Problem statement
Please carry on the Francisco Sanchez interview from its final line, leaving aside the listing that follows it.

Document extract
####################

October 3, 2012
Staff — HispanicBusiness.com
Influentials Q&A: Francisco Sanchez
Under Secretary of State for International Trade, The White House
Francisco Sanchez leads efforts to improve the global business environment by helping U.S. organizations compete abroad.
He leads the International Trade Administration, an organization of 2,400 employees with offices throughout the United States and in 73 countries, directing programs and policies that promote and protect the competitiveness of American businesses.
"I'm proud to be able to help link firms here at home with opportunities in the international marketplace," Mr. Sanchez told HispanicBusiness. "This strengthens businesses, supports jobs and fuels economic growth, which, in turn, positively impacts families and communities."
It is the aim of Mr. Sanchez and his team to see that more products with the "Made in America" tag reach more customers around the world.
HispanicBusiness asked Mr. Sanchez how he maintains healthy relations with other countries, and what the country's leading services exports are. He also gives timely advice to young professionals seeking employment in the government sector.
HispanicBusiness: Briefly share your upbringing, and tell about your place of origin.
Francisco Sanchez: I was born and raised in Tampa, Fla. Specifically, I was born in the Ybor City neighborhood, which has historically been home to a vibrant immigrant community. I loved growing up there; the people, the culture and the sense of community all helped shape who I am today. I consider myself very lucky to have come from a family that deeply believed in entrepreneurship and public service.
My father was originally from Spain, where he ran a small candy factory. In Tampa, my great uncle owned a little grocery store that specialized in making chorizo. Another uncle created a pioneering blood-pressure device. For as long as I can remember, I always valued entrepreneurship, innovation and hard work.
I also valued public service. My mother, Delia Sanchez, founded one of the first Head Start programs in the nation, with the goal of giving every child a good education and the best possible start in life. She dedicated her time and talent to helping others, and I've always remembered the impact she made.
HB: What do you enjoy most about your current job?
FS: The most rewarding part of my job is helping American businesses succeed in markets across the globe. In my view, this work is more important than ever. We live in an increasingly connected world, and it's critically important that American businesses are able to reach the 95 percent of global consumers who live outside our borders. And as our nation continues to emerge out of the Great Recession, these businesses deserve every chance to sell their products, services and ideas.
HB: In your position, you maintain and strengthen ties with other countries to ensure smooth trade. What kinds of measures do you take to ensure these ties are healthy?

####################

Provided data

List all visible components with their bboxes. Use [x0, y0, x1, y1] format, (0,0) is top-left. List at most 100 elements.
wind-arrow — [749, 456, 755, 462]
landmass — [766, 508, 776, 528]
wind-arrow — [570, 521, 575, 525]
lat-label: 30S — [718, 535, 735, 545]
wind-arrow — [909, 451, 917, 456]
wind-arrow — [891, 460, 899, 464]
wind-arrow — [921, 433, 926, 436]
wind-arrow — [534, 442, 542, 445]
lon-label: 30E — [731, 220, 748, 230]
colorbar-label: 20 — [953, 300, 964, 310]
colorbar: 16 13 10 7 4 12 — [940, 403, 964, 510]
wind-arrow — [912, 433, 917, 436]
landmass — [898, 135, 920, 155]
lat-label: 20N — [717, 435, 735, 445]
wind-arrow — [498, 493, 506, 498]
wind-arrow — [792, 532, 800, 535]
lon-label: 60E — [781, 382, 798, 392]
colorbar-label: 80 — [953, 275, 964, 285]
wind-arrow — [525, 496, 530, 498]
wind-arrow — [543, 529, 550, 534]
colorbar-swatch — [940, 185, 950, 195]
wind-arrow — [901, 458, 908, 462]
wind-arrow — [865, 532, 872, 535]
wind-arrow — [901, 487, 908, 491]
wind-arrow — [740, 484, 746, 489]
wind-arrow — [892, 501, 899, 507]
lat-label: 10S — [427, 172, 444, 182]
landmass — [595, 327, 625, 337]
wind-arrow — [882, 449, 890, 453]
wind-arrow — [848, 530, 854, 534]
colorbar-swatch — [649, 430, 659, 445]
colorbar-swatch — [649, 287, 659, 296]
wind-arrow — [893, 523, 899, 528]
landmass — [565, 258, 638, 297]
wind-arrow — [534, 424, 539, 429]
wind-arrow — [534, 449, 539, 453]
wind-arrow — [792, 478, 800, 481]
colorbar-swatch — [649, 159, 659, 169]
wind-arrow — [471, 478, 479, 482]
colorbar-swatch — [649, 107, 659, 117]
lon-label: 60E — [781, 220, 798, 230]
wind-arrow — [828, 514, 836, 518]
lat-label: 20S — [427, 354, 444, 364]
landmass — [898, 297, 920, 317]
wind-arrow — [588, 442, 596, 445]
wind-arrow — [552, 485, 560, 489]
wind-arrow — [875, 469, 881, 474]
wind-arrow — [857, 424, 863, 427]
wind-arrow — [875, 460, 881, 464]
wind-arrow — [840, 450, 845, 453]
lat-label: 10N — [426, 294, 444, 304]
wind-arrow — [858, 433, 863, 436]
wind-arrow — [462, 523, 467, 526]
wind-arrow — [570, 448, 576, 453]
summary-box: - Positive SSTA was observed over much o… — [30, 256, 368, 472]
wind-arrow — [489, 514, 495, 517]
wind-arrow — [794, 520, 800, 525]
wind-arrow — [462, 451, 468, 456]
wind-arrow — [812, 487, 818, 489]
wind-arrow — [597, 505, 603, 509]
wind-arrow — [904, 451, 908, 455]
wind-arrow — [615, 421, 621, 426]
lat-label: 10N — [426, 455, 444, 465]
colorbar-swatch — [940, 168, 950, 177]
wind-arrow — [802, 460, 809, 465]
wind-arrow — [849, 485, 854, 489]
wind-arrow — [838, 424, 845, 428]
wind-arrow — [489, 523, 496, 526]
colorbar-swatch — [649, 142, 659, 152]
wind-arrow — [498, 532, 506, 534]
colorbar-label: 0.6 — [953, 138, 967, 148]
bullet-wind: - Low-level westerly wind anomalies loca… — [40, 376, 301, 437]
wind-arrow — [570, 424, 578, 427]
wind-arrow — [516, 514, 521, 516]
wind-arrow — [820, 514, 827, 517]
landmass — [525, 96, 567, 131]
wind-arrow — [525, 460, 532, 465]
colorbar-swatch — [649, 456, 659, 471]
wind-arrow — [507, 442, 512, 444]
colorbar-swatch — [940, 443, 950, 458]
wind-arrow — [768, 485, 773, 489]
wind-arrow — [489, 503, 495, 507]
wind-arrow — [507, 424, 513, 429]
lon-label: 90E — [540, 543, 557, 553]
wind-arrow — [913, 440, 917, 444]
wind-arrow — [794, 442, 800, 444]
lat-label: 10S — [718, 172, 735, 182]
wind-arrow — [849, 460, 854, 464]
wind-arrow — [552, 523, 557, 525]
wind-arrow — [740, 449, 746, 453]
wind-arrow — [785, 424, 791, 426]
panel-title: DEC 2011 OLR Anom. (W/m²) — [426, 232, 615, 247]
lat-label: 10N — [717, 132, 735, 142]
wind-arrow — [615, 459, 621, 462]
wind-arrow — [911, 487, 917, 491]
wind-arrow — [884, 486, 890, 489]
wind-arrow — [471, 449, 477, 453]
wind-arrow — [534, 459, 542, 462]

####################

Result for this task
FS: Healthy economic ties are based on the timeless values of fairness and equal opportunity. In order to achieve mutually beneficial goals, there has to be an understanding of each partner's issues and challenges. An essential part of ensuring healthy ties is open dialogue. I constantly talk with global public and private sector leaders about ways we can work together to maximize opportunities and solve problems.
HB: Education and training is one of the United States leading services exports, adding $21 billion to the U.S. economy annually, I would say a lot of people dont know this. What are other leading service exports?
FS: One critically important service export is travel and tourism. In fact, 25 percent of all U.S. service exports come from travel and tourism receipts. Whenever international visitors travel to our shores, they stay at hotels, they buy souvenirs, they eat at local restaurantsall of which supports the American economy. In fact, 1.2 million jobs in the U.S. are supported by international travelers.
It's an important sector, and to bolster it, President Obama has created a National Travel and Tourism Strategy, which is being implemented by the U.S. Departments of Commerce and Interior. It's a blueprint designed to achieve the goal of attracting over 100 million visitors annually by 2021, a nearly 50 percent increase over the number projected for this year. These international visitors would spend an estimated $250 billion per year, creating jobs and fueling economic growth across the country.
Aerospace products are also important to the economy. Last year, the industry contributed nearly $86 billion in export sales to the U.S. economy, achieving the largest positive trade balance of any U.S. manufacturing industry at $47 billion. It also supports high-tech, high-wage jobs; aerospace workers earn 47 percent more than manufacturing workers, generally.
HB: What advice do you have for young Hispanics looking to work for the government?
FS: One, always value your background, culture and history. In our global economy, the diverse experiences and perspectives you bring to the table are an asset, and make sure you utilize it.
Two, keep acquiring marketable skills. We are living in an age of rapid change, and more than ever, one needs a wide variety of skills to compete and succeed in the global economy. Always remember that learning doesn't stop once you finish school. It's a continuing process. Always look for ways to make yourself more marketable, whether it means learning a new language or ensuring your skills are aligned with the latest technology.
Three, take calculated risks. Never be afraid to go against the conventional wisdom if you're passionate about a cause or goal, and are ready to dedicate all you have to achieving it.
Finally, I would say get out there, meet people and value your friendships. Even in this day and age of technology, life is defined by your relationships and friendships. Friends and family are the key to success and fulfillment. Never forget that.